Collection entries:

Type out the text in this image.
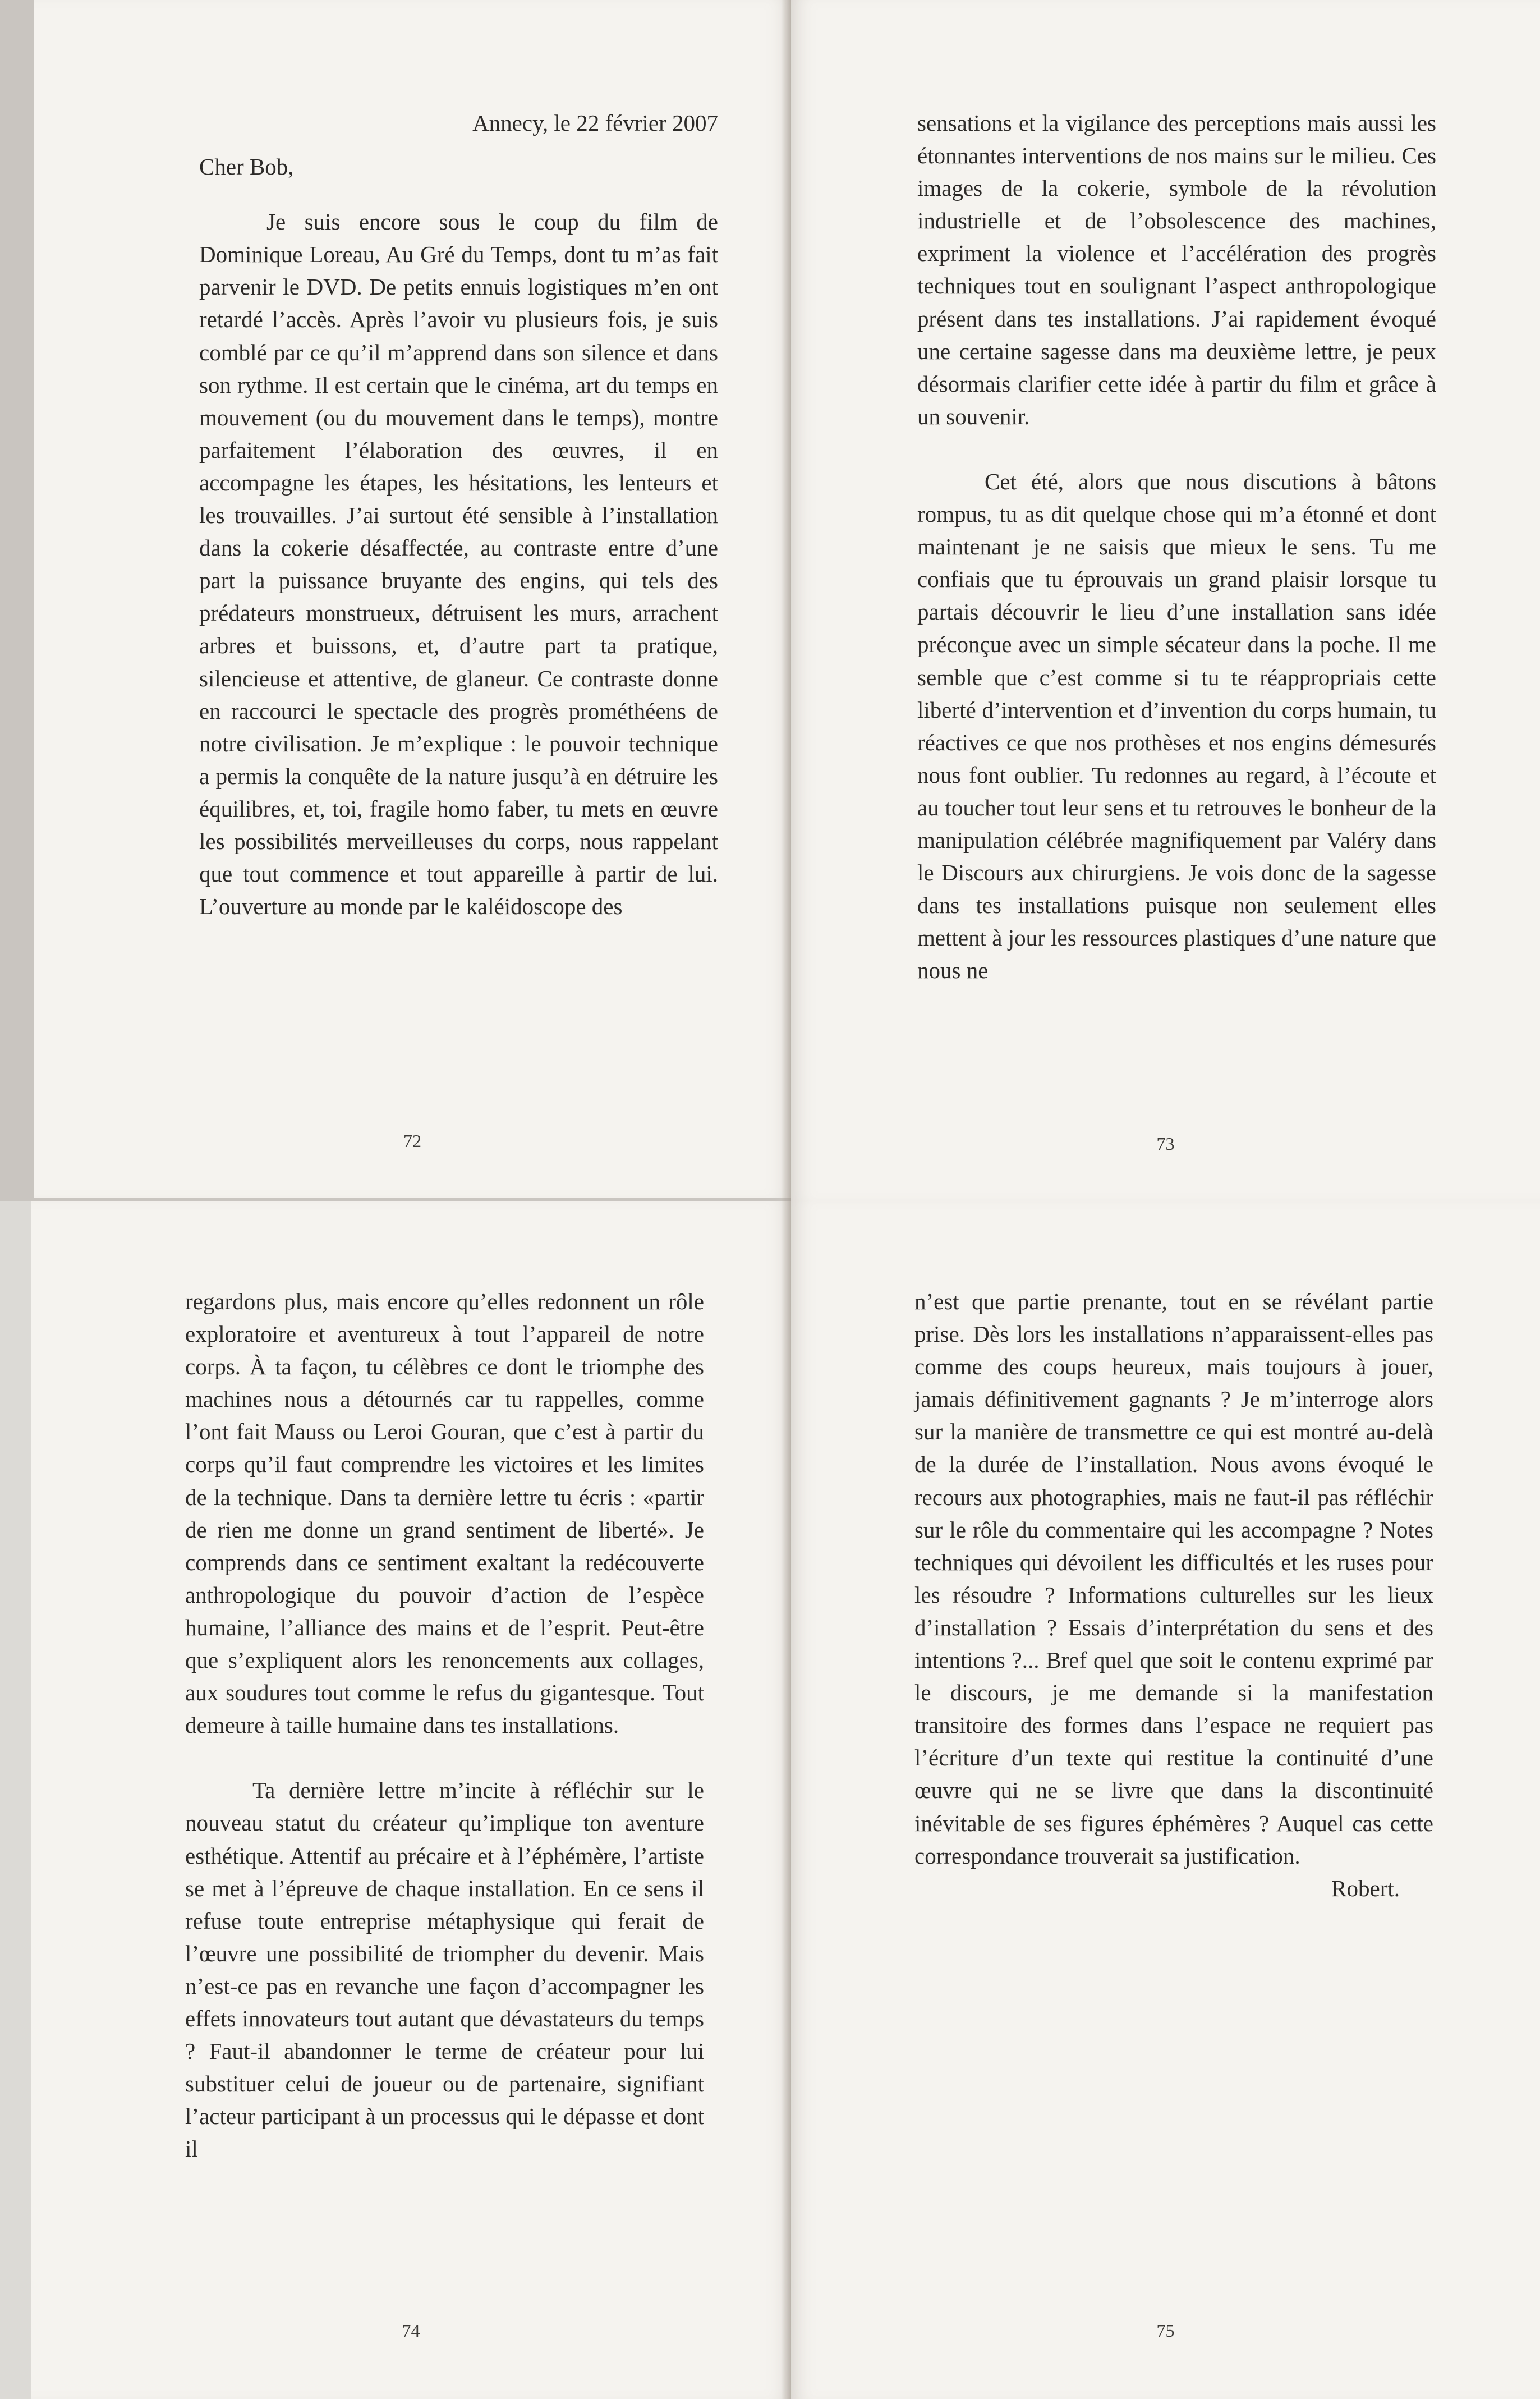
Annecy, le 22 février 2007

Cher Bob,

Je suis encore sous le coup du film de Dominique Loreau, Au Gré du Temps, dont tu m’as fait parvenir le DVD. De petits ennuis logistiques m’en ont retardé l’accès. Après l’avoir vu plusieurs fois, je suis comblé par ce qu’il m’apprend dans son silence et dans son rythme. Il est certain que le cinéma, art du temps en mouvement (ou du mouvement dans le temps), montre parfaitement l’élaboration des œuvres, il en accompagne les étapes, les hésitations, les lenteurs et les trouvailles. J’ai surtout été sensible à l’installation dans la cokerie désaffectée, au contraste entre d’une part la puissance bruyante des engins, qui tels des prédateurs monstrueux, détruisent les murs, arrachent arbres et buissons, et, d’autre part ta pratique, silencieuse et attentive, de glaneur. Ce contraste donne en raccourci le spectacle des progrès prométhéens de notre civilisation. Je m’explique : le pouvoir technique a permis la conquête de la nature jusqu’à en détruire les équilibres, et, toi, fragile homo faber, tu mets en œuvre les possibilités merveilleuses du corps, nous rappelant que tout commence et tout appareille à partir de lui. L’ouverture au monde par le kaléidoscope des

72

sensations et la vigilance des perceptions mais aussi les étonnantes interventions de nos mains sur le milieu. Ces images de la cokerie, symbole de la révolution industrielle et de l’obsolescence des machines, expriment la violence et l’accélération des progrès techniques tout en soulignant l’aspect anthropologique présent dans tes installations. J’ai rapidement évoqué une certaine sagesse dans ma deuxième lettre, je peux désormais clarifier cette idée à partir du film et grâce à un souvenir.

Cet été, alors que nous discutions à bâtons rompus, tu as dit quelque chose qui m’a étonné et dont maintenant je ne saisis que mieux le sens. Tu me confiais que tu éprouvais un grand plaisir lorsque tu partais découvrir le lieu d’une installation sans idée préconçue avec un simple sécateur dans la poche. Il me semble que c’est comme si tu te réappropriais cette liberté d’intervention et d’invention du corps humain, tu réactives ce que nos prothèses et nos engins démesurés nous font oublier. Tu redonnes au regard, à l’écoute et au toucher tout leur sens et tu retrouves le bonheur de la manipulation célébrée magnifiquement par Valéry dans le Discours aux chirurgiens. Je vois donc de la sagesse dans tes installations puisque non seulement elles mettent à jour les ressources plastiques d’une nature que nous ne

73

regardons plus, mais encore qu’elles redonnent un rôle exploratoire et aventureux à tout l’appareil de notre corps. À ta façon, tu célèbres ce dont le triomphe des machines nous a détournés car tu rappelles, comme l’ont fait Mauss ou Leroi Gouran, que c’est à partir du corps qu’il faut comprendre les victoires et les limites de la technique. Dans ta dernière lettre tu écris : «partir de rien me donne un grand sentiment de liberté». Je comprends dans ce sentiment exaltant la redécouverte anthropologique du pouvoir d’action de l’espèce humaine, l’alliance des mains et de l’esprit. Peut-être que s’expliquent alors les renoncements aux collages, aux soudures tout comme le refus du gigantesque. Tout demeure à taille humaine dans tes installations.

Ta dernière lettre m’incite à réfléchir sur le nouveau statut du créateur qu’implique ton aventure esthétique. Attentif au précaire et à l’éphémère, l’artiste se met à l’épreuve de chaque installation. En ce sens il refuse toute entreprise métaphysique qui ferait de l’œuvre une possibilité de triompher du devenir. Mais n’est-ce pas en revanche une façon d’accompagner les effets innovateurs tout autant que dévastateurs du temps ? Faut-il abandonner le terme de créateur pour lui substituer celui de joueur ou de partenaire, signifiant l’acteur participant à un processus qui le dépasse et dont il

74

n’est que partie prenante, tout en se révélant partie prise. Dès lors les installations n’apparaissent-elles pas comme des coups heureux, mais toujours à jouer, jamais définitivement gagnants ? Je m’interroge alors sur la manière de transmettre ce qui est montré au-delà de la durée de l’installation. Nous avons évoqué le recours aux photographies, mais ne faut-il pas réfléchir sur le rôle du commentaire qui les accompagne ? Notes techniques qui dévoilent les difficultés et les ruses pour les résoudre ? Informations culturelles sur les lieux d’installation ? Essais d’interprétation du sens et des intentions ?... Bref quel que soit le contenu exprimé par le discours, je me demande si la manifestation transitoire des formes dans l’espace ne requiert pas l’écriture d’un texte qui restitue la continuité d’une œuvre qui ne se livre que dans la discontinuité inévitable de ses figures éphémères ? Auquel cas cette correspondance trouverait sa justification.

Robert.

75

_AIM OF THE EXERCISE_. Quote everything in the listing above exactly; pictures are the only thing to omit.

_EXPECTED ANSWER_.
Type out the text in this image.
Annecy, le 22 février 2007

Cher Bob,

Je suis encore sous le coup du film de Dominique Loreau, Au Gré du Temps, dont tu m’as fait parvenir le DVD. De petits ennuis logistiques m’en ont retardé l’accès. Après l’avoir vu plusieurs fois, je suis comblé par ce qu’il m’apprend dans son silence et dans son rythme. Il est certain que le cinéma, art du temps en mouvement (ou du mouvement dans le temps), montre parfaitement l’élaboration des œuvres, il en accompagne les étapes, les hésitations, les lenteurs et les trouvailles. J’ai surtout été sensible à l’installation dans la cokerie désaffectée, au contraste entre d’une part la puissance bruyante des engins, qui tels des prédateurs monstrueux, détruisent les murs, arrachent arbres et buissons, et, d’autre part ta pratique, silencieuse et attentive, de glaneur. Ce contraste donne en raccourci le spectacle des progrès prométhéens de notre civilisation. Je m’explique : le pouvoir technique a permis la conquête de la nature jusqu’à en détruire les équilibres, et, toi, fragile homo faber, tu mets en œuvre les possibilités merveilleuses du corps, nous rappelant que tout commence et tout appareille à partir de lui. L’ouverture au monde par le kaléidoscope des

72

sensations et la vigilance des perceptions mais aussi les étonnantes interventions de nos mains sur le milieu. Ces images de la cokerie, symbole de la révolution industrielle et de l’obsolescence des machines, expriment la violence et l’accélération des progrès techniques tout en soulignant l’aspect anthropologique présent dans tes installations. J’ai rapidement évoqué une certaine sagesse dans ma deuxième lettre, je peux désormais clarifier cette idée à partir du film et grâce à un souvenir.

Cet été, alors que nous discutions à bâtons rompus, tu as dit quelque chose qui m’a étonné et dont maintenant je ne saisis que mieux le sens. Tu me confiais que tu éprouvais un grand plaisir lorsque tu partais découvrir le lieu d’une installation sans idée préconçue avec un simple sécateur dans la poche. Il me semble que c’est comme si tu te réappropriais cette liberté d’intervention et d’invention du corps humain, tu réactives ce que nos prothèses et nos engins démesurés nous font oublier. Tu redonnes au regard, à l’écoute et au toucher tout leur sens et tu retrouves le bonheur de la manipulation célébrée magnifiquement par Valéry dans le Discours aux chirurgiens. Je vois donc de la sagesse dans tes installations puisque non seulement elles mettent à jour les ressources plastiques d’une nature que nous ne

73

regardons plus, mais encore qu’elles redonnent un rôle exploratoire et aventureux à tout l’appareil de notre corps. À ta façon, tu célèbres ce dont le triomphe des machines nous a détournés car tu rappelles, comme l’ont fait Mauss ou Leroi Gouran, que c’est à partir du corps qu’il faut comprendre les victoires et les limites de la technique. Dans ta dernière lettre tu écris : «partir de rien me donne un grand sentiment de liberté». Je comprends dans ce sentiment exaltant la redécouverte anthropologique du pouvoir d’action de l’espèce humaine, l’alliance des mains et de l’esprit. Peut-être que s’expliquent alors les renoncements aux collages, aux soudures tout comme le refus du gigantesque. Tout demeure à taille humaine dans tes installations.

Ta dernière lettre m’incite à réfléchir sur le nouveau statut du créateur qu’implique ton aventure esthétique. Attentif au précaire et à l’éphémère, l’artiste se met à l’épreuve de chaque installation. En ce sens il refuse toute entreprise métaphysique qui ferait de l’œuvre une possibilité de triompher du devenir. Mais n’est-ce pas en revanche une façon d’accompagner les effets innovateurs tout autant que dévastateurs du temps ? Faut-il abandonner le terme de créateur pour lui substituer celui de joueur ou de partenaire, signifiant l’acteur participant à un processus qui le dépasse et dont il

74

n’est que partie prenante, tout en se révélant partie prise. Dès lors les installations n’apparaissent-elles pas comme des coups heureux, mais toujours à jouer, jamais définitivement gagnants ? Je m’interroge alors sur la manière de transmettre ce qui est montré au-delà de la durée de l’installation. Nous avons évoqué le recours aux photographies, mais ne faut-il pas réfléchir sur le rôle du commentaire qui les accompagne ? Notes techniques qui dévoilent les difficultés et les ruses pour les résoudre ? Informations culturelles sur les lieux d’installation ? Essais d’interprétation du sens et des intentions ?... Bref quel que soit le contenu exprimé par le discours, je me demande si la manifestation transitoire des formes dans l’espace ne requiert pas l’écriture d’un texte qui restitue la continuité d’une œuvre qui ne se livre que dans la discontinuité inévitable de ses figures éphémères ? Auquel cas cette correspondance trouverait sa justification.

Robert.

75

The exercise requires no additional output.